◆ Exercise instructions:
Below are some records. Copy every line in them that holds "text".

◆ Listed records:
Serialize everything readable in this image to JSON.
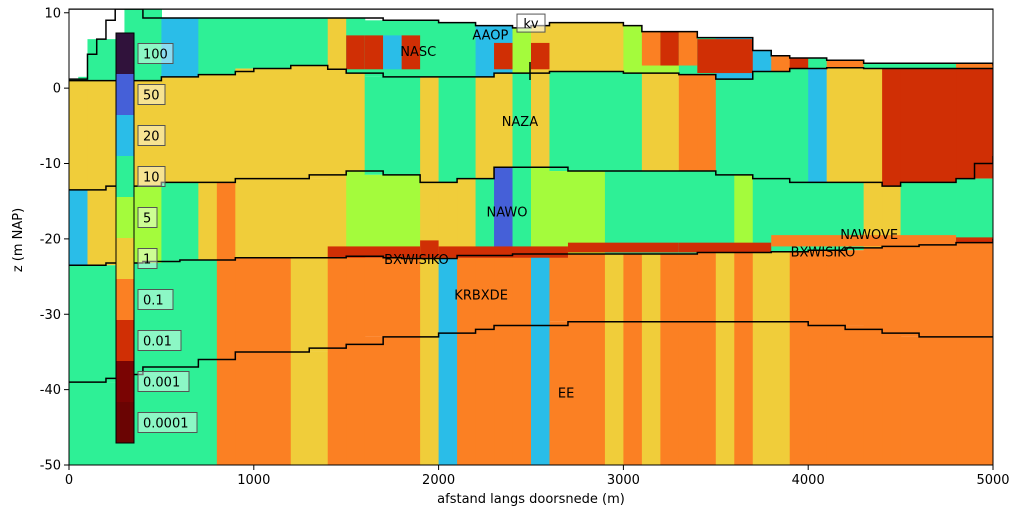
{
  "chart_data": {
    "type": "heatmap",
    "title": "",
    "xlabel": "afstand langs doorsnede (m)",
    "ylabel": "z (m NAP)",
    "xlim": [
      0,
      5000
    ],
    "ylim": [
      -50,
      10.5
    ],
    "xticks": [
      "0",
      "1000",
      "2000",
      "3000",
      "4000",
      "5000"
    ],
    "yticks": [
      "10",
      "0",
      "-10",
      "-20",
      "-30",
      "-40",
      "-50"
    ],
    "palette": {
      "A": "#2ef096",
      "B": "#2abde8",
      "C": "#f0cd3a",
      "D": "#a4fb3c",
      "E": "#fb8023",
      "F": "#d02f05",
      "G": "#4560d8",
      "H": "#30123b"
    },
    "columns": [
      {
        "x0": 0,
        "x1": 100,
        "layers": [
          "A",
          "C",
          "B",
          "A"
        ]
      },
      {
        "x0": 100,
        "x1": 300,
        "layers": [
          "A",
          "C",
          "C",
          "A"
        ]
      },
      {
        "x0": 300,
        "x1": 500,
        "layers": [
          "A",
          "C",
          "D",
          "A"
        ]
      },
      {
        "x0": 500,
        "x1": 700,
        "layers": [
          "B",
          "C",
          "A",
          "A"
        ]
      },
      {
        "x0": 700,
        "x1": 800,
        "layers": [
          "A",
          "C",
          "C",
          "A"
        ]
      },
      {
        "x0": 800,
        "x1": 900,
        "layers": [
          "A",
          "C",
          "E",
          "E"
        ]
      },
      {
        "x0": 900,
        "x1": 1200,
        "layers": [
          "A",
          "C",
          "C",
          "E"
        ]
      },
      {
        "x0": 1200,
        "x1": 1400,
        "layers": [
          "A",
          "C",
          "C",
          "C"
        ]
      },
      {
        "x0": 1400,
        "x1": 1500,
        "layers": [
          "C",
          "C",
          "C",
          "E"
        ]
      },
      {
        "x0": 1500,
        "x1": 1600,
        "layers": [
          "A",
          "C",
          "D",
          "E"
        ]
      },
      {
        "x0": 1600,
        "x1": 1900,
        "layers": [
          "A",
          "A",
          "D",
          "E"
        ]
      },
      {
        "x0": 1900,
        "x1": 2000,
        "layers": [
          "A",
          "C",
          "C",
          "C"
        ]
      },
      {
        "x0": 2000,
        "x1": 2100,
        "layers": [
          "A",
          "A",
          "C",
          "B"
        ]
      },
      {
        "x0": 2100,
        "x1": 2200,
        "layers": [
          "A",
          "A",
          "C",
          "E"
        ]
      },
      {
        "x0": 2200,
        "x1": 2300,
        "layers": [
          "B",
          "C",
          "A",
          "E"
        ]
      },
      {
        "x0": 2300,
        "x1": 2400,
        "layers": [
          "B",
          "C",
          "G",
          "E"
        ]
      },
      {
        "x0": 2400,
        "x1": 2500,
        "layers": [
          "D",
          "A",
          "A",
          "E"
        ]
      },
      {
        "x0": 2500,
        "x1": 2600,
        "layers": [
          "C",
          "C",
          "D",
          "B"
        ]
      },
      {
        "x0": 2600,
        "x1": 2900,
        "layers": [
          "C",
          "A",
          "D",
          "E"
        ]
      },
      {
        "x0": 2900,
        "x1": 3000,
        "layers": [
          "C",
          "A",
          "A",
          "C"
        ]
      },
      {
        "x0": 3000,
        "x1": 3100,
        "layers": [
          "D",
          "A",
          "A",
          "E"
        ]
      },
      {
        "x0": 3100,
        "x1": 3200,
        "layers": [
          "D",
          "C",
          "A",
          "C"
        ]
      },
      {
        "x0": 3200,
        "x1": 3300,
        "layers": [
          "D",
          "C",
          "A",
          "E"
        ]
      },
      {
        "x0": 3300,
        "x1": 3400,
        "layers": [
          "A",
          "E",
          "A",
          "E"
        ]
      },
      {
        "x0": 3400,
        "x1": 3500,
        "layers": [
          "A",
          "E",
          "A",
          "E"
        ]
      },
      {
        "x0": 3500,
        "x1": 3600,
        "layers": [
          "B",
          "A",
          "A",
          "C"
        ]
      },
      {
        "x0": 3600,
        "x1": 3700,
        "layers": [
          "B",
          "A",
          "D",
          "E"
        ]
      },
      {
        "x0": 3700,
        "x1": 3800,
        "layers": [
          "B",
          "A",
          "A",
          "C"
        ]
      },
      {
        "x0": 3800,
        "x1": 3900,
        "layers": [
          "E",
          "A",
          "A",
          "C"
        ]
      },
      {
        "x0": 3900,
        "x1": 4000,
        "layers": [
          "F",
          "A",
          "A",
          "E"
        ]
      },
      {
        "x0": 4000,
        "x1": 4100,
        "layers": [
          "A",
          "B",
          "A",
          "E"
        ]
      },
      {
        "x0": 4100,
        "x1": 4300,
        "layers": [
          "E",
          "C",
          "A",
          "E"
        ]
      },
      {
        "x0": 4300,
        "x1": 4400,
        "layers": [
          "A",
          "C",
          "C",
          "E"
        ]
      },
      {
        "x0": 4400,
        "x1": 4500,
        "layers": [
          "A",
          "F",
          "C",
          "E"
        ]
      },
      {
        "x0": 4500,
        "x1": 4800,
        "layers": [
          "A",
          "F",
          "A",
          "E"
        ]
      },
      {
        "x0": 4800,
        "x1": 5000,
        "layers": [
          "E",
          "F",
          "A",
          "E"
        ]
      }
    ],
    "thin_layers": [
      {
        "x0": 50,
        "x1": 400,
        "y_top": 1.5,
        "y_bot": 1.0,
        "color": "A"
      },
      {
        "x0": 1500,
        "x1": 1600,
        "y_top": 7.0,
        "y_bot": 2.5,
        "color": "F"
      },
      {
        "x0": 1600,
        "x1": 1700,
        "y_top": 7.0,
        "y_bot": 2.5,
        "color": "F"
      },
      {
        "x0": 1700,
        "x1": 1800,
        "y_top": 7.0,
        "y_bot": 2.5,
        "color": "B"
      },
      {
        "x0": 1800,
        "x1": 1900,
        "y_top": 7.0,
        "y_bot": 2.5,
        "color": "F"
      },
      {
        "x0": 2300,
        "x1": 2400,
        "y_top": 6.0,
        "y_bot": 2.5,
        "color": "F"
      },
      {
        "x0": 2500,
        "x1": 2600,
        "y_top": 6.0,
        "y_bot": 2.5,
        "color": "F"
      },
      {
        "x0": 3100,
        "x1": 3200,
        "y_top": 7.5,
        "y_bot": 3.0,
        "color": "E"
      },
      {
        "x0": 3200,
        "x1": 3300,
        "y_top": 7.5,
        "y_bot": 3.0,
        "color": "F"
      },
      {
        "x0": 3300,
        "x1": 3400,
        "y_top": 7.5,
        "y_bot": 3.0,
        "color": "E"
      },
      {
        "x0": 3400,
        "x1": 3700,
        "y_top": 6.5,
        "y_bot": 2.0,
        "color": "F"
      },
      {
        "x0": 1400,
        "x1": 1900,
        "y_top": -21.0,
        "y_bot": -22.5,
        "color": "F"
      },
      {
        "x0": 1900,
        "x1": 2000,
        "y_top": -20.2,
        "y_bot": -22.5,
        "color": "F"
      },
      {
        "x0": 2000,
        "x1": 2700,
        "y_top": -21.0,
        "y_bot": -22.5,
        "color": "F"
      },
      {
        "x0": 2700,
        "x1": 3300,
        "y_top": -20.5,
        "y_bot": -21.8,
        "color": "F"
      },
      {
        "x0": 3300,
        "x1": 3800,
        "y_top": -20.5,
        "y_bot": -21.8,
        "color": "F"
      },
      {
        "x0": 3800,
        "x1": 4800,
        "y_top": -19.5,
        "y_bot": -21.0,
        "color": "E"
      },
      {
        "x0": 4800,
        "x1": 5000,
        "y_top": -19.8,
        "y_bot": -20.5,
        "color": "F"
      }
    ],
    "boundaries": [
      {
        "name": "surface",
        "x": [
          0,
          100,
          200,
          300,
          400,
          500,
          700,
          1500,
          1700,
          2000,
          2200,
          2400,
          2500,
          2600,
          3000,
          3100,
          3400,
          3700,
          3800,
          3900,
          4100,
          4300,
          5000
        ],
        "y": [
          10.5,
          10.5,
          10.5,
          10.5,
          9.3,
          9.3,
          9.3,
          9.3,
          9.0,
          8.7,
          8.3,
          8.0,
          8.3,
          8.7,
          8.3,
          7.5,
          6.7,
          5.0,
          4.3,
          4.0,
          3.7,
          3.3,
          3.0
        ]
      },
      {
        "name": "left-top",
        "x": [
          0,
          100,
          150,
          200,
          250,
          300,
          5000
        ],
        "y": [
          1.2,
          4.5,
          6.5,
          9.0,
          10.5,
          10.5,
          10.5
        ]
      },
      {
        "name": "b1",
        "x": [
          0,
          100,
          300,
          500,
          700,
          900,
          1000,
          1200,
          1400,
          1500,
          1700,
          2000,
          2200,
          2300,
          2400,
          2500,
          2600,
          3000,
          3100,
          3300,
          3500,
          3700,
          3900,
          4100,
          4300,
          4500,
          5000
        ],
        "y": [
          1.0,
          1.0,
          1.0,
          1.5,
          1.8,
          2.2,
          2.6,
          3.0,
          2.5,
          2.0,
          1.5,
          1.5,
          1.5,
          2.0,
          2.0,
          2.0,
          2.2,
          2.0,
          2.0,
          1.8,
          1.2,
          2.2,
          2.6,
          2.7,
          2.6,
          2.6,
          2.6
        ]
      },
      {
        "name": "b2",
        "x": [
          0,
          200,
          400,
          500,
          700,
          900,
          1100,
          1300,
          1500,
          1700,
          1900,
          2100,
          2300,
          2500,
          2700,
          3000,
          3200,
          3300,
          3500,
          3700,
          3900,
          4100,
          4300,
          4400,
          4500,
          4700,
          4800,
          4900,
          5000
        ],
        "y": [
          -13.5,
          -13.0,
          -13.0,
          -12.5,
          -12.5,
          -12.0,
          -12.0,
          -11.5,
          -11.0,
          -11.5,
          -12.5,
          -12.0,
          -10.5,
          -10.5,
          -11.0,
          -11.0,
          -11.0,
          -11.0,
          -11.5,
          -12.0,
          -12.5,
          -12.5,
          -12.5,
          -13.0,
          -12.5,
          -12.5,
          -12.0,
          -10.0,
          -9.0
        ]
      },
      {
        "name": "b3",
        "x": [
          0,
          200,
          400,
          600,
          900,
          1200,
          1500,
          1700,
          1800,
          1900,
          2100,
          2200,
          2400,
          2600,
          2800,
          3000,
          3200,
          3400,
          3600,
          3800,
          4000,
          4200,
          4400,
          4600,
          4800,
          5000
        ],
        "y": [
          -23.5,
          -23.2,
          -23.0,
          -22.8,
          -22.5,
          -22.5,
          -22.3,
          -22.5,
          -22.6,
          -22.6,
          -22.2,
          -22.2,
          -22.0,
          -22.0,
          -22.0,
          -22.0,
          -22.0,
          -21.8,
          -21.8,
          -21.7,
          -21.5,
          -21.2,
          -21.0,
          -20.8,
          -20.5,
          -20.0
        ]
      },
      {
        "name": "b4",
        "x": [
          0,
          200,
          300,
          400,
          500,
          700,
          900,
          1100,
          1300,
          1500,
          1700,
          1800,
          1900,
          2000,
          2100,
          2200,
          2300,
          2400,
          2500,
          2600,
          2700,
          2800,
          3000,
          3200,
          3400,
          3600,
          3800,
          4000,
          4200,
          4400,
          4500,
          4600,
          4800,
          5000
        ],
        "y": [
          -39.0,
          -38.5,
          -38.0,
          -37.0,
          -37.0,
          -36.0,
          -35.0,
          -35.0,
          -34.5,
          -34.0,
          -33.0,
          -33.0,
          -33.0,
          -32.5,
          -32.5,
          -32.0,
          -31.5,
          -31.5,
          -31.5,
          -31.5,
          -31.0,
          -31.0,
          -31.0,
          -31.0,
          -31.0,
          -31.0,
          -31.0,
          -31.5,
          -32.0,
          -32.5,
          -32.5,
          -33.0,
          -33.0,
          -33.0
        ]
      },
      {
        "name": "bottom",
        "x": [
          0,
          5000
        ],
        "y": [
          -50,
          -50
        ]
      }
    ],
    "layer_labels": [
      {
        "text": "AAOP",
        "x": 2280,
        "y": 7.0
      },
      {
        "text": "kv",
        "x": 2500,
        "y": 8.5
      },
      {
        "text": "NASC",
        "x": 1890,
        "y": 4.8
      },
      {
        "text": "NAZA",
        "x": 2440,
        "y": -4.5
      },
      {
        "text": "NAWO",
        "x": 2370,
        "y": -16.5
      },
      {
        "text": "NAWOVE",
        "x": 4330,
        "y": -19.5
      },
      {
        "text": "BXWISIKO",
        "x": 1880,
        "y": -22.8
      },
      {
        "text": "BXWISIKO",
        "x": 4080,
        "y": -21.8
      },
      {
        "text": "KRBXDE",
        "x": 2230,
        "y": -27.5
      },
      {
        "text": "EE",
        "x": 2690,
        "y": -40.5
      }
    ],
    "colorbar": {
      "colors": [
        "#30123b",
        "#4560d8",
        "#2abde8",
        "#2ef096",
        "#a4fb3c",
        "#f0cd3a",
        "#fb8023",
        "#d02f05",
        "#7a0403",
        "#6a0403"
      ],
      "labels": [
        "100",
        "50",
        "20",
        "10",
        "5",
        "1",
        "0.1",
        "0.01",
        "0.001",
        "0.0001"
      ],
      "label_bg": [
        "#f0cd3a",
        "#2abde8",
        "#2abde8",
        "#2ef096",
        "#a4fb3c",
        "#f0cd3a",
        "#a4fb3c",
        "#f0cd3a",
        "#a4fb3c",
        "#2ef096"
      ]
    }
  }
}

◆ Task output:
        "text": "AAOP",
        "text": "kv",
        "text": "NASC",
        "text": "NAZA",
        "text": "NAWO",
        "text": "NAWOVE",
        "text": "BXWISIKO",
        "text": "BXWISIKO",
        "text": "KRBXDE",
        "text": "EE",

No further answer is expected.